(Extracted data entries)
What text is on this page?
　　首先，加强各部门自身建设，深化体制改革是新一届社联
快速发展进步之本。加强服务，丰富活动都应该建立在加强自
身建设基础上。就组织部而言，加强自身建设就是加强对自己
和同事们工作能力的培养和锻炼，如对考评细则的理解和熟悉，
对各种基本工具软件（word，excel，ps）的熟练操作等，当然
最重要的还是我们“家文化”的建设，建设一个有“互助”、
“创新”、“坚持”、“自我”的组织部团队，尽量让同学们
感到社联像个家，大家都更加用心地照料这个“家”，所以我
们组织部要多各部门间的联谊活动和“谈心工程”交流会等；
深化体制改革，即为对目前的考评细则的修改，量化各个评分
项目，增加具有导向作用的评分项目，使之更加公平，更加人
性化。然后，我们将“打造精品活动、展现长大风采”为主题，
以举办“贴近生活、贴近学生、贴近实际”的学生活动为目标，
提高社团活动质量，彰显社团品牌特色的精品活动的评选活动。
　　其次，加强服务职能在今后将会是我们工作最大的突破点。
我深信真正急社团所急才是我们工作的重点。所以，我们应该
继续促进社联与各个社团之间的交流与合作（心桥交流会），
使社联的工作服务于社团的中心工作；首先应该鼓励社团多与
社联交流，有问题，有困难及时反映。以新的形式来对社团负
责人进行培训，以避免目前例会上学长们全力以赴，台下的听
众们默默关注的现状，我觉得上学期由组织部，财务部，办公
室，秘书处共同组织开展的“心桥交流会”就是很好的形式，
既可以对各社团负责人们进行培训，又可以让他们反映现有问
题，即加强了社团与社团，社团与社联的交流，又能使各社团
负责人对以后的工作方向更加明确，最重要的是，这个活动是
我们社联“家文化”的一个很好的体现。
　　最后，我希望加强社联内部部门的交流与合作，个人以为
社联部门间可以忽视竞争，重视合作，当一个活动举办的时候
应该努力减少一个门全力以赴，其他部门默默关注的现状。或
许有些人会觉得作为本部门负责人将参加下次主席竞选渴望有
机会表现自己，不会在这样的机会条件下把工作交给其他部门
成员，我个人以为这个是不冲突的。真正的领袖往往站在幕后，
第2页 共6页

### AIM OF THE EXERCISE
Make an exact copy of the listing, including every line.

### CORRECT ANSWER
What text is on this page?
　　首先，加强各部门自身建设，深化体制改革是新一届社联
快速发展进步之本。加强服务，丰富活动都应该建立在加强自
身建设基础上。就组织部而言，加强自身建设就是加强对自己
和同事们工作能力的培养和锻炼，如对考评细则的理解和熟悉，
对各种基本工具软件（word，excel，ps）的熟练操作等，当然
最重要的还是我们“家文化”的建设，建设一个有“互助”、
“创新”、“坚持”、“自我”的组织部团队，尽量让同学们
感到社联像个家，大家都更加用心地照料这个“家”，所以我
们组织部要多各部门间的联谊活动和“谈心工程”交流会等；
深化体制改革，即为对目前的考评细则的修改，量化各个评分
项目，增加具有导向作用的评分项目，使之更加公平，更加人
性化。然后，我们将“打造精品活动、展现长大风采”为主题，
以举办“贴近生活、贴近学生、贴近实际”的学生活动为目标，
提高社团活动质量，彰显社团品牌特色的精品活动的评选活动。
　　其次，加强服务职能在今后将会是我们工作最大的突破点。
我深信真正急社团所急才是我们工作的重点。所以，我们应该
继续促进社联与各个社团之间的交流与合作（心桥交流会），
使社联的工作服务于社团的中心工作；首先应该鼓励社团多与
社联交流，有问题，有困难及时反映。以新的形式来对社团负
责人进行培训，以避免目前例会上学长们全力以赴，台下的听
众们默默关注的现状，我觉得上学期由组织部，财务部，办公
室，秘书处共同组织开展的“心桥交流会”就是很好的形式，
既可以对各社团负责人们进行培训，又可以让他们反映现有问
题，即加强了社团与社团，社团与社联的交流，又能使各社团
负责人对以后的工作方向更加明确，最重要的是，这个活动是
我们社联“家文化”的一个很好的体现。
　　最后，我希望加强社联内部部门的交流与合作，个人以为
社联部门间可以忽视竞争，重视合作，当一个活动举办的时候
应该努力减少一个门全力以赴，其他部门默默关注的现状。或
许有些人会觉得作为本部门负责人将参加下次主席竞选渴望有
机会表现自己，不会在这样的机会条件下把工作交给其他部门
成员，我个人以为这个是不冲突的。真正的领袖往往站在幕后，
第2页 共6页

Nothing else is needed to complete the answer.